- [EXERCISE PROMPT]:
Examine the material below. Gather every line in which the string "Central" appears.

┏━━

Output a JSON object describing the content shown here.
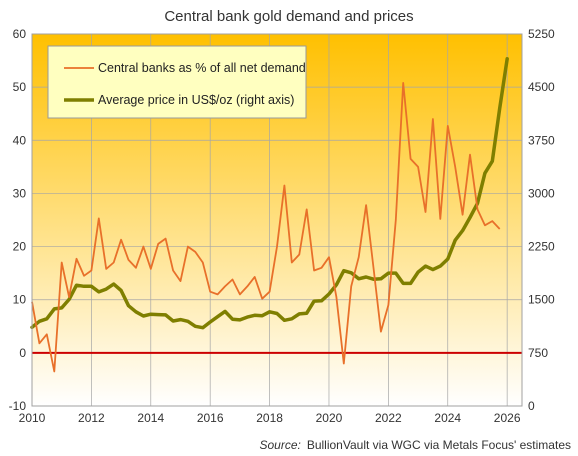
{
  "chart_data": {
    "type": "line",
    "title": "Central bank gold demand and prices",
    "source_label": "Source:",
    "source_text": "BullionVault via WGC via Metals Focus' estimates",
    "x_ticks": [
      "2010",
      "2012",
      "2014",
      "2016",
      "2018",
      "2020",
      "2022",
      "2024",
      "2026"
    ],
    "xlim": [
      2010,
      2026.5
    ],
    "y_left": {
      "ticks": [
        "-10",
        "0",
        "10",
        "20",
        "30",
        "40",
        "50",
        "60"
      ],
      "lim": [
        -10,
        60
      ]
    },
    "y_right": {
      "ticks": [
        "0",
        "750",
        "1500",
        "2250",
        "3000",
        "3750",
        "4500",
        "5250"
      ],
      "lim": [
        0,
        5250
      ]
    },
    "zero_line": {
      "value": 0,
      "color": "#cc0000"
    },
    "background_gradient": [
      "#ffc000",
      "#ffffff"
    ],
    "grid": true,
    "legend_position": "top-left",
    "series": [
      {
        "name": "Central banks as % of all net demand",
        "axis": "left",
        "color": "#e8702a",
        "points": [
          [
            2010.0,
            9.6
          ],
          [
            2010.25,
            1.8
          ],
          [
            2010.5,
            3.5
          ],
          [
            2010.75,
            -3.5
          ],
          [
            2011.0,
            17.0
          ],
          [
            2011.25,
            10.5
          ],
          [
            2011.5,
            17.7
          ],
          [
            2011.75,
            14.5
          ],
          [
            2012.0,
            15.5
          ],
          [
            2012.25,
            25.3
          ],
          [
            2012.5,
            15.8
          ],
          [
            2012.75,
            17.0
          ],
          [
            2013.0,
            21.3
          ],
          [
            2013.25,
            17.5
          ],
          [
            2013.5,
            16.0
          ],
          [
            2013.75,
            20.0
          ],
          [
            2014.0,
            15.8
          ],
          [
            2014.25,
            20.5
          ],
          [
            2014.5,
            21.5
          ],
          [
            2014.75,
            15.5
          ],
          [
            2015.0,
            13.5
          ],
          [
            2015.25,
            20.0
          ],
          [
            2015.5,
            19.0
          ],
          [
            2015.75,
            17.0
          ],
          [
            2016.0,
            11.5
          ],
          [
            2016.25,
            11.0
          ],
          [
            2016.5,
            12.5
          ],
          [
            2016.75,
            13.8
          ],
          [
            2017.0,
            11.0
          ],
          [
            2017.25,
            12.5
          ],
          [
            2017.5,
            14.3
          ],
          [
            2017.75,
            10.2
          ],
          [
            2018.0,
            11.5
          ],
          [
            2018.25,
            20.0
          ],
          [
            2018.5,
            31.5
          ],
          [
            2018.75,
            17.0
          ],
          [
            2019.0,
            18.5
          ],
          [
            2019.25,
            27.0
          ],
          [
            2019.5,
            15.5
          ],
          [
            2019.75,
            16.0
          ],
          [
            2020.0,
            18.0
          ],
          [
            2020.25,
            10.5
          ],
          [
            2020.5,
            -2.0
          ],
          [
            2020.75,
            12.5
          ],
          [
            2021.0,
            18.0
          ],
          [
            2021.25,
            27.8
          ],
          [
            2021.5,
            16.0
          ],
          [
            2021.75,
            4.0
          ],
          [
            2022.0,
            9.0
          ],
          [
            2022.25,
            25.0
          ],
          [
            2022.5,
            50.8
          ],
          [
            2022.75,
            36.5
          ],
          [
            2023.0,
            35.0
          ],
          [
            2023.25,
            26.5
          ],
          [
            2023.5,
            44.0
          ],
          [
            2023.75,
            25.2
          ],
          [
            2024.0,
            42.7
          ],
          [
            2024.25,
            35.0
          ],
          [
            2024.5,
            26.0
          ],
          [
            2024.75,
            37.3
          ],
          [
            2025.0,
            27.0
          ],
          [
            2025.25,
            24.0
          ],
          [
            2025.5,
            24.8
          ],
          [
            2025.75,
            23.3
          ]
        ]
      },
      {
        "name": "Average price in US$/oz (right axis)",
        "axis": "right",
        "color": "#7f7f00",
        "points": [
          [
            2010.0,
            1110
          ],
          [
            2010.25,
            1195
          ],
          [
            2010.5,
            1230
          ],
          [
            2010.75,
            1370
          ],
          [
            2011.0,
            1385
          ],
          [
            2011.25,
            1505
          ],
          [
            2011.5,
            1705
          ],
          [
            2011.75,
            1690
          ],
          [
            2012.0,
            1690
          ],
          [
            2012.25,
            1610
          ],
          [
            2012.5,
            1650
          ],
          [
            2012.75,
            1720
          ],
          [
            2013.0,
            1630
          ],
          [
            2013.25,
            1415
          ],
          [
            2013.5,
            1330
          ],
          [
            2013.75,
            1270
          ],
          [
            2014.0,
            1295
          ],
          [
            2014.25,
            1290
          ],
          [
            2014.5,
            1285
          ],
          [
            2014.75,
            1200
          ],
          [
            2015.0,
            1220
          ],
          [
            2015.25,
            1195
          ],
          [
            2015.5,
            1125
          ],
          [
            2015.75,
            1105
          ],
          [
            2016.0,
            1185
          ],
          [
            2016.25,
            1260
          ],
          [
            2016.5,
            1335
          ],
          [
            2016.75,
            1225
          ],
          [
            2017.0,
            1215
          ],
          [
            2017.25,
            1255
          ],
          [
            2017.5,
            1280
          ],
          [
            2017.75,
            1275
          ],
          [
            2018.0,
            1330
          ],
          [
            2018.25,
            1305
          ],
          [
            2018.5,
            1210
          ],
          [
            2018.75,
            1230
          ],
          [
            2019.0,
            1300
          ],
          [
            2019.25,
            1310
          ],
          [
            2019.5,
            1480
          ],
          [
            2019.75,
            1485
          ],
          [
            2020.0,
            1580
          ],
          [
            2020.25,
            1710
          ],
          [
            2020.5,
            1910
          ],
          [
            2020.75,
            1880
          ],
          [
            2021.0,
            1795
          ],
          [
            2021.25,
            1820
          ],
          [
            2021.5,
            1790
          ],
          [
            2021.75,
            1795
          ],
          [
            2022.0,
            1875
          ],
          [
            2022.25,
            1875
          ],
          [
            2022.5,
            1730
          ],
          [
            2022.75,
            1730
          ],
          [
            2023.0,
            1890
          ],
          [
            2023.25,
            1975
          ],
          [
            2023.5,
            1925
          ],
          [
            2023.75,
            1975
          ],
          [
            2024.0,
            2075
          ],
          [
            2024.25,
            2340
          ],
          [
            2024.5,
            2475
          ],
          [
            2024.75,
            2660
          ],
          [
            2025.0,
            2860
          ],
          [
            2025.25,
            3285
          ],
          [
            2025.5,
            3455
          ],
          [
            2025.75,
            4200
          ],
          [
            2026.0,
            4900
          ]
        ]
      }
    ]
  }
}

┗━━

- [REPLY TO THE TASK]:
    "title": "Central bank gold demand and prices",
        "name": "Central banks as % of all net demand",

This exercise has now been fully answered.